— What to work on —
Reproduce the records below in their entirety, character for character.

— Records for processing —
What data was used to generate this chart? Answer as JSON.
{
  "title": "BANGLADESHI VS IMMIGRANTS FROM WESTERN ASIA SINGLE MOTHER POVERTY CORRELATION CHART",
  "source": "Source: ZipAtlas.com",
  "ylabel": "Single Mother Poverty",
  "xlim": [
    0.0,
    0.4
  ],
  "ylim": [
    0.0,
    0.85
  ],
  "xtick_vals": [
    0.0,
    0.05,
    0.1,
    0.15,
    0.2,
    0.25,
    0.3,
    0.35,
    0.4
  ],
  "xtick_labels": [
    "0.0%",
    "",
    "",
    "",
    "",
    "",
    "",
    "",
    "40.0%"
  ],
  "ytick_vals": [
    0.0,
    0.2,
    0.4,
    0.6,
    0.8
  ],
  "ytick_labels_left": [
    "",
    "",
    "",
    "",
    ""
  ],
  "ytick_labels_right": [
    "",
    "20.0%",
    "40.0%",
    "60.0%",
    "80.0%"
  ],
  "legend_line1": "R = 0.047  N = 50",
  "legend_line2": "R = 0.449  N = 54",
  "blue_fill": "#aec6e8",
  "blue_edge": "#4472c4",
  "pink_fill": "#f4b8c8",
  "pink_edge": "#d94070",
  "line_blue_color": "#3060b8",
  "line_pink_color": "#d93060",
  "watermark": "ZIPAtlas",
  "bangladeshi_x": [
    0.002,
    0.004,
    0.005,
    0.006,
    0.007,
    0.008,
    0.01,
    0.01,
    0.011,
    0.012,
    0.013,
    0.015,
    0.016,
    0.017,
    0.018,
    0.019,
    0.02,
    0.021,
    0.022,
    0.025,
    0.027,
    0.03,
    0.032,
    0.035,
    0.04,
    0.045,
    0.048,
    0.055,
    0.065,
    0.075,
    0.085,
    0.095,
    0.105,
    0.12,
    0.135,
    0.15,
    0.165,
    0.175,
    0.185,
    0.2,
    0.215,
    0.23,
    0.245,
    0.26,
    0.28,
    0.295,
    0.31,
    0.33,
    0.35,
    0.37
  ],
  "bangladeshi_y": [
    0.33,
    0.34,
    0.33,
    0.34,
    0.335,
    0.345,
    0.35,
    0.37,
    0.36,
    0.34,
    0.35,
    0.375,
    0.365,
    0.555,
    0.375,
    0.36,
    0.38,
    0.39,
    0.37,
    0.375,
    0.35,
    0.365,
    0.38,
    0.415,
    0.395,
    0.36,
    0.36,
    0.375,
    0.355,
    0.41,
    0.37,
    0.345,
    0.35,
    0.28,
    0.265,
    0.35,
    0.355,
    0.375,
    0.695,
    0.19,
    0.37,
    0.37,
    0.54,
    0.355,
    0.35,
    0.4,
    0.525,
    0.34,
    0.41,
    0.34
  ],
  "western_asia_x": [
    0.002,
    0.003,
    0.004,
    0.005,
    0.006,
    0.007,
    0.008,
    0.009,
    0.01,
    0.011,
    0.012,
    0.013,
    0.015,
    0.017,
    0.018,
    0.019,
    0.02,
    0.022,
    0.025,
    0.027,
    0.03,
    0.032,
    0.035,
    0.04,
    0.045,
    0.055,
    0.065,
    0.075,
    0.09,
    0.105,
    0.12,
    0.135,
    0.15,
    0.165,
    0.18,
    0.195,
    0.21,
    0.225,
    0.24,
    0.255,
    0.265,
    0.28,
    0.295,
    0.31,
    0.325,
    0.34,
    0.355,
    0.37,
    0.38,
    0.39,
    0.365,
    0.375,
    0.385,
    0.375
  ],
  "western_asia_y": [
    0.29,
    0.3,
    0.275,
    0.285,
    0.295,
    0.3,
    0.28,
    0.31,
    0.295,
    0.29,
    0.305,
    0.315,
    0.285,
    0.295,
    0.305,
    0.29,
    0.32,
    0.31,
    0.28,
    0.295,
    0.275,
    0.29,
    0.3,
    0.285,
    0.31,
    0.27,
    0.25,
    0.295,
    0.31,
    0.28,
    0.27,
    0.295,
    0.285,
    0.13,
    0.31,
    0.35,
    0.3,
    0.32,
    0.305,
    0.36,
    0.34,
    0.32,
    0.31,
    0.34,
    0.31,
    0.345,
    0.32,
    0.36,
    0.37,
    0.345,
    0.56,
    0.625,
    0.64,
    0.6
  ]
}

— Result —
What data was used to generate this chart? Answer as JSON.
{
  "title": "BANGLADESHI VS IMMIGRANTS FROM WESTERN ASIA SINGLE MOTHER POVERTY CORRELATION CHART",
  "source": "Source: ZipAtlas.com",
  "ylabel": "Single Mother Poverty",
  "xlim": [
    0.0,
    0.4
  ],
  "ylim": [
    0.0,
    0.85
  ],
  "xtick_vals": [
    0.0,
    0.05,
    0.1,
    0.15,
    0.2,
    0.25,
    0.3,
    0.35,
    0.4
  ],
  "xtick_labels": [
    "0.0%",
    "",
    "",
    "",
    "",
    "",
    "",
    "",
    "40.0%"
  ],
  "ytick_vals": [
    0.0,
    0.2,
    0.4,
    0.6,
    0.8
  ],
  "ytick_labels_left": [
    "",
    "",
    "",
    "",
    ""
  ],
  "ytick_labels_right": [
    "",
    "20.0%",
    "40.0%",
    "60.0%",
    "80.0%"
  ],
  "legend_line1": "R = 0.047  N = 50",
  "legend_line2": "R = 0.449  N = 54",
  "blue_fill": "#aec6e8",
  "blue_edge": "#4472c4",
  "pink_fill": "#f4b8c8",
  "pink_edge": "#d94070",
  "line_blue_color": "#3060b8",
  "line_pink_color": "#d93060",
  "watermark": "ZIPAtlas",
  "bangladeshi_x": [
    0.002,
    0.004,
    0.005,
    0.006,
    0.007,
    0.008,
    0.01,
    0.01,
    0.011,
    0.012,
    0.013,
    0.015,
    0.016,
    0.017,
    0.018,
    0.019,
    0.02,
    0.021,
    0.022,
    0.025,
    0.027,
    0.03,
    0.032,
    0.035,
    0.04,
    0.045,
    0.048,
    0.055,
    0.065,
    0.075,
    0.085,
    0.095,
    0.105,
    0.12,
    0.135,
    0.15,
    0.165,
    0.175,
    0.185,
    0.2,
    0.215,
    0.23,
    0.245,
    0.26,
    0.28,
    0.295,
    0.31,
    0.33,
    0.35,
    0.37
  ],
  "bangladeshi_y": [
    0.33,
    0.34,
    0.33,
    0.34,
    0.335,
    0.345,
    0.35,
    0.37,
    0.36,
    0.34,
    0.35,
    0.375,
    0.365,
    0.555,
    0.375,
    0.36,
    0.38,
    0.39,
    0.37,
    0.375,
    0.35,
    0.365,
    0.38,
    0.415,
    0.395,
    0.36,
    0.36,
    0.375,
    0.355,
    0.41,
    0.37,
    0.345,
    0.35,
    0.28,
    0.265,
    0.35,
    0.355,
    0.375,
    0.695,
    0.19,
    0.37,
    0.37,
    0.54,
    0.355,
    0.35,
    0.4,
    0.525,
    0.34,
    0.41,
    0.34
  ],
  "western_asia_x": [
    0.002,
    0.003,
    0.004,
    0.005,
    0.006,
    0.007,
    0.008,
    0.009,
    0.01,
    0.011,
    0.012,
    0.013,
    0.015,
    0.017,
    0.018,
    0.019,
    0.02,
    0.022,
    0.025,
    0.027,
    0.03,
    0.032,
    0.035,
    0.04,
    0.045,
    0.055,
    0.065,
    0.075,
    0.09,
    0.105,
    0.12,
    0.135,
    0.15,
    0.165,
    0.18,
    0.195,
    0.21,
    0.225,
    0.24,
    0.255,
    0.265,
    0.28,
    0.295,
    0.31,
    0.325,
    0.34,
    0.355,
    0.37,
    0.38,
    0.39,
    0.365,
    0.375,
    0.385,
    0.375
  ],
  "western_asia_y": [
    0.29,
    0.3,
    0.275,
    0.285,
    0.295,
    0.3,
    0.28,
    0.31,
    0.295,
    0.29,
    0.305,
    0.315,
    0.285,
    0.295,
    0.305,
    0.29,
    0.32,
    0.31,
    0.28,
    0.295,
    0.275,
    0.29,
    0.3,
    0.285,
    0.31,
    0.27,
    0.25,
    0.295,
    0.31,
    0.28,
    0.27,
    0.295,
    0.285,
    0.13,
    0.31,
    0.35,
    0.3,
    0.32,
    0.305,
    0.36,
    0.34,
    0.32,
    0.31,
    0.34,
    0.31,
    0.345,
    0.32,
    0.36,
    0.37,
    0.345,
    0.56,
    0.625,
    0.64,
    0.6
  ]
}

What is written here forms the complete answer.